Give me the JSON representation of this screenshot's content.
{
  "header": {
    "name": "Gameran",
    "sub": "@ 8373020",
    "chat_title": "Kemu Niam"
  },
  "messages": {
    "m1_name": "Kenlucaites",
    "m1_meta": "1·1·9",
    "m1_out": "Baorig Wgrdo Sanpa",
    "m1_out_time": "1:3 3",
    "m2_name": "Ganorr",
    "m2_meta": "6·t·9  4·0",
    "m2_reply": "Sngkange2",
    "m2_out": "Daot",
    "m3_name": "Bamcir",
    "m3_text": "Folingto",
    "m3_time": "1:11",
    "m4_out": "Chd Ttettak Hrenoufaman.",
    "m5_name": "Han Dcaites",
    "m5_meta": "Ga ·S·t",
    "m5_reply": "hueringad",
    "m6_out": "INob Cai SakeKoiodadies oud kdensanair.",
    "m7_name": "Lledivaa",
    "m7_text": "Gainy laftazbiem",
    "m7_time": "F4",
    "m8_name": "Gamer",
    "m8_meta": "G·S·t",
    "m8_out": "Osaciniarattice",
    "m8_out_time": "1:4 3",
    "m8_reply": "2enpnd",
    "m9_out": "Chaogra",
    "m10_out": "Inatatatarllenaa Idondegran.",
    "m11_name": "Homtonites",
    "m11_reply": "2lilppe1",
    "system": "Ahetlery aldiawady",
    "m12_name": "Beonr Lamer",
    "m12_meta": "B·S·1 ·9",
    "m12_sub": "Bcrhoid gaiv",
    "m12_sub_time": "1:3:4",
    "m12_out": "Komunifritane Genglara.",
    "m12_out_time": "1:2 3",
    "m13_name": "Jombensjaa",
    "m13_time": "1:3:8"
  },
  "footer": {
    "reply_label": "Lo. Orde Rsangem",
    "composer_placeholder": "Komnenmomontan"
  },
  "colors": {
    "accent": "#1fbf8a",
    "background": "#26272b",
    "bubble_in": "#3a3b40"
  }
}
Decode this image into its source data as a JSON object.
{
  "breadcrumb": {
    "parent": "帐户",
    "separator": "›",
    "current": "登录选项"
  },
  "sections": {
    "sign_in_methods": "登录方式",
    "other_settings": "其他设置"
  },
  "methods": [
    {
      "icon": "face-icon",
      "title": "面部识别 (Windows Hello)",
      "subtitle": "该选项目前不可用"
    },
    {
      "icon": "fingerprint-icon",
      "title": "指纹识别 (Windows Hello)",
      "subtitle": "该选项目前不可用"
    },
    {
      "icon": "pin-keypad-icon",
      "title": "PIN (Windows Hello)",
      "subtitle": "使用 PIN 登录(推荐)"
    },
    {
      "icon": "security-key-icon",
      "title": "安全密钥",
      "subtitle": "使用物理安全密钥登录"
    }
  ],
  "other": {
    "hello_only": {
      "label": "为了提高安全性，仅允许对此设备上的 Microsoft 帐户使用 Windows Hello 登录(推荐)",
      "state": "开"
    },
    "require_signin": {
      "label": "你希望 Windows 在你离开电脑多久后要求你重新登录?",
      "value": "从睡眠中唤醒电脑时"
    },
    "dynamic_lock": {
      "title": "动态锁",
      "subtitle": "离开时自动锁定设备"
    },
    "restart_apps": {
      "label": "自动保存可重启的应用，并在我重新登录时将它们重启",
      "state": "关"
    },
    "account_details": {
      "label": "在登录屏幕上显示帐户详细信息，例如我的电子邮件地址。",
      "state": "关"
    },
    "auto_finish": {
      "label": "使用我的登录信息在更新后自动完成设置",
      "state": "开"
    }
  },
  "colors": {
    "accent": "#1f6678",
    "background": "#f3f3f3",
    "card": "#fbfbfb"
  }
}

*****

• TASK PROMPT: Above are the records. Identify each line that contains the word "JSON".

• ANSWER TO THIS PROBLEM:
Give me the JSON representation of this screenshot's content.
Decode this image into its source data as a JSON object.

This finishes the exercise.